Schreibe sämtliche folgenden Einträge Zeile für Zeile unverändert ab.

• **Ausgelesene Einträge**:

┌──

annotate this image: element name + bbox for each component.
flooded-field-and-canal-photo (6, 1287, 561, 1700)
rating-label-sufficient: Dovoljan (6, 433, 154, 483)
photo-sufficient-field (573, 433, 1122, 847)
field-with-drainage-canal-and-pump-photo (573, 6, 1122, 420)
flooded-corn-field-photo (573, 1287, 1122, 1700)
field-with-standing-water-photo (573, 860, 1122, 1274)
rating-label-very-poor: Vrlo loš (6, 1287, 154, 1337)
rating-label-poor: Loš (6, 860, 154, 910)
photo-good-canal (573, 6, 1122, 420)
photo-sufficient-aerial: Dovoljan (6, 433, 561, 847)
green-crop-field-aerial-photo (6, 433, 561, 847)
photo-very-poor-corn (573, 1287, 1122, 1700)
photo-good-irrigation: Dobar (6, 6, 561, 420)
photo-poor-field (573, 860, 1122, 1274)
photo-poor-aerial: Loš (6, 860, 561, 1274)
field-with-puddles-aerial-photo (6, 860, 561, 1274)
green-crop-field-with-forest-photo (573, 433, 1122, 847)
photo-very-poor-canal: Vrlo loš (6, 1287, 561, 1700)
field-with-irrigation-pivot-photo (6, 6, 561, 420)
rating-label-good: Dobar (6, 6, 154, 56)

└──

• **Bearbeitete Aufgabe**:
annotate this image: element name + bbox for each component.
flooded-field-and-canal-photo (6, 1287, 561, 1700)
rating-label-sufficient: Dovoljan (6, 433, 154, 483)
photo-sufficient-field (573, 433, 1122, 847)
field-with-drainage-canal-and-pump-photo (573, 6, 1122, 420)
flooded-corn-field-photo (573, 1287, 1122, 1700)
field-with-standing-water-photo (573, 860, 1122, 1274)
rating-label-very-poor: Vrlo loš (6, 1287, 154, 1337)
rating-label-poor: Loš (6, 860, 154, 910)
photo-good-canal (573, 6, 1122, 420)
photo-sufficient-aerial: Dovoljan (6, 433, 561, 847)
green-crop-field-aerial-photo (6, 433, 561, 847)
photo-very-poor-corn (573, 1287, 1122, 1700)
photo-good-irrigation: Dobar (6, 6, 561, 420)
photo-poor-field (573, 860, 1122, 1274)
photo-poor-aerial: Loš (6, 860, 561, 1274)
field-with-puddles-aerial-photo (6, 860, 561, 1274)
green-crop-field-with-forest-photo (573, 433, 1122, 847)
photo-very-poor-canal: Vrlo loš (6, 1287, 561, 1700)
field-with-irrigation-pivot-photo (6, 6, 561, 420)
rating-label-good: Dobar (6, 6, 154, 56)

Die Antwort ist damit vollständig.